REQUIREMENT A:
Answer these questions from the passage on the reporter's privilege:
(i) Which case did Mitchell v. Superior Court observe was the only California case on the specific issue?
(ii) Which two cases have some courts distinguished from application in civil cases?
(iii) What showing does Mitchell say the court may require of the plaintiff before requiring disclosure?

PROVIDED TEXT:

● ● ●

Mitchell v. Superior Court observed that KSDO was the only
California case on the specific issue as there discussed. Mitchell
analyzes numerous other cases from some of which we have gathered
the teachings set forth above. Agreeing with the courts which
have distinguished Branzburg v. Hayes and Herbert v. Lando from
application in civil cases, the court continues on to explain
that the decisions do not preclude recognition of a qualified
reporter's privilege in a civil case. The court then confirms
that such privilege exists.
To the four factors to be considered and listed in KSDO v.
Superior Court, supra., 136 Cal.App.3d 375, Mitchell recommends
that "... the court may require the plaintiff to make a
prima facie showing that the alleged defamatory statements are
false before requiring disclosure." ( Mitchell v. Superior
Court, supra., 37 Cal.3d 268, 283.) (The italics is ours, to
note that in a case such as at bench, where the reporter or publisher
is the plaintiff, and it is the defendant who seeks discovery,
this requirement perhaps may be inapplicable.)

● ● ●

[Some records]

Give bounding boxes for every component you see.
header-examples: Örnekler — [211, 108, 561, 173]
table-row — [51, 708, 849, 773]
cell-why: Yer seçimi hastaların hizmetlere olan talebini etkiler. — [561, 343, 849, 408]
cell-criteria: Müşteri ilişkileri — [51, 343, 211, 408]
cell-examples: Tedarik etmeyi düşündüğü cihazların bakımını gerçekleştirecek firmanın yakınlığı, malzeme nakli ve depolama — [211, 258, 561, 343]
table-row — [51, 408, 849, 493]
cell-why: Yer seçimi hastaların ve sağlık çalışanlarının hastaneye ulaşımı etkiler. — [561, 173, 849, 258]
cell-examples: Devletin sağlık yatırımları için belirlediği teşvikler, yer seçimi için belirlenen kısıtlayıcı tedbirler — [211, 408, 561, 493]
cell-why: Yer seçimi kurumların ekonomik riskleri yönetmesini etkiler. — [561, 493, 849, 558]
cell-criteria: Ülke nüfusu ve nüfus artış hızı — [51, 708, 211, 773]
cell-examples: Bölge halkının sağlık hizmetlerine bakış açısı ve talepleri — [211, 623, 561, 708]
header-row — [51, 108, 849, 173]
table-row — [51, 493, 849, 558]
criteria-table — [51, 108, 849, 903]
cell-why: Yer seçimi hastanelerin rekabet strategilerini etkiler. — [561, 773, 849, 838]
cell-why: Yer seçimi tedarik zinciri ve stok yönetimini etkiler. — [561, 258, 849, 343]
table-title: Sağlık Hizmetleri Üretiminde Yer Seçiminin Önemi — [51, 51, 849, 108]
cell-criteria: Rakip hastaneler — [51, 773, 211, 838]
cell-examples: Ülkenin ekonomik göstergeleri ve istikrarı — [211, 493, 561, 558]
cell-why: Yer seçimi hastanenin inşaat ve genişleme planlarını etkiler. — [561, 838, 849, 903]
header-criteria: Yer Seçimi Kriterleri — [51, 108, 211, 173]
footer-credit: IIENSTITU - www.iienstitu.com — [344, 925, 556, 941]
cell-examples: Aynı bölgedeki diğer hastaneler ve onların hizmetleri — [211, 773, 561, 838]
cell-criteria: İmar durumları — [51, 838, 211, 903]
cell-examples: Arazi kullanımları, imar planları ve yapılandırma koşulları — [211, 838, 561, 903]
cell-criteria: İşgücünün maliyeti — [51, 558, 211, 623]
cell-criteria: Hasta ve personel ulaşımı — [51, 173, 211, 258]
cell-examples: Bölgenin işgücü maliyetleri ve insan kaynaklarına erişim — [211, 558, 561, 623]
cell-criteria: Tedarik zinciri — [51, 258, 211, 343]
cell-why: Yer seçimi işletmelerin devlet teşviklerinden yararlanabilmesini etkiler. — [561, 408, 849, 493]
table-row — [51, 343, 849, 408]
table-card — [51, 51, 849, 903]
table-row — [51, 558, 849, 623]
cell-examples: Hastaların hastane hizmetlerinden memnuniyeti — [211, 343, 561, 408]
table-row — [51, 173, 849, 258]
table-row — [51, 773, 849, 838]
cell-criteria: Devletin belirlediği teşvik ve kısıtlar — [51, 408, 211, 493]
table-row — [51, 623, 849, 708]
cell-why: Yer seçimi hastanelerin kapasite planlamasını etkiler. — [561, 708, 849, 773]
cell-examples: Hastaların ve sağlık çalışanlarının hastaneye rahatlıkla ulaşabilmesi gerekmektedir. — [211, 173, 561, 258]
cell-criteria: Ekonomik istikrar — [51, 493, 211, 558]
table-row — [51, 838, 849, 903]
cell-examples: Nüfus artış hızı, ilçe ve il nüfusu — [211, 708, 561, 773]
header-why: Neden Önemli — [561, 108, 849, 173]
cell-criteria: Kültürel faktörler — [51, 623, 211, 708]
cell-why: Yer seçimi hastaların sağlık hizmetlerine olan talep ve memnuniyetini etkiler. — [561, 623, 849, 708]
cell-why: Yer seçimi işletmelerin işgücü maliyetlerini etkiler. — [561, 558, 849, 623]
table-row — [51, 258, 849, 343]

● ● ●

REQUIREMENT B: In the listing, swap "cell-why" for "cell-reason" in the lines from the first line through the line with "cell-examples: Bölge halkının", leaving everything else unchanged. Return only those lines.

RESPONSE A:
(i) KSDO
(ii) Branzburg v. Hayes and Herbert v. Lando
(iii) A prima facie showing that the alleged defamatory statements are false

RESPONSE B:
Give bounding boxes for every component you see.
header-examples: Örnekler — [211, 108, 561, 173]
table-row — [51, 708, 849, 773]
cell-reason: Yer seçimi hastaların hizmetlere olan talebini etkiler. — [561, 343, 849, 408]
cell-criteria: Müşteri ilişkileri — [51, 343, 211, 408]
cell-examples: Tedarik etmeyi düşündüğü cihazların bakımını gerçekleştirecek firmanın yakınlığı, malzeme nakli ve depolama — [211, 258, 561, 343]
table-row — [51, 408, 849, 493]
cell-reason: Yer seçimi hastaların ve sağlık çalışanlarının hastaneye ulaşımı etkiler. — [561, 173, 849, 258]
cell-examples: Devletin sağlık yatırımları için belirlediği teşvikler, yer seçimi için belirlenen kısıtlayıcı tedbirler — [211, 408, 561, 493]
cell-reason: Yer seçimi kurumların ekonomik riskleri yönetmesini etkiler. — [561, 493, 849, 558]
cell-criteria: Ülke nüfusu ve nüfus artış hızı — [51, 708, 211, 773]
cell-examples: Bölge halkının sağlık hizmetlerine bakış açısı ve talepleri — [211, 623, 561, 708]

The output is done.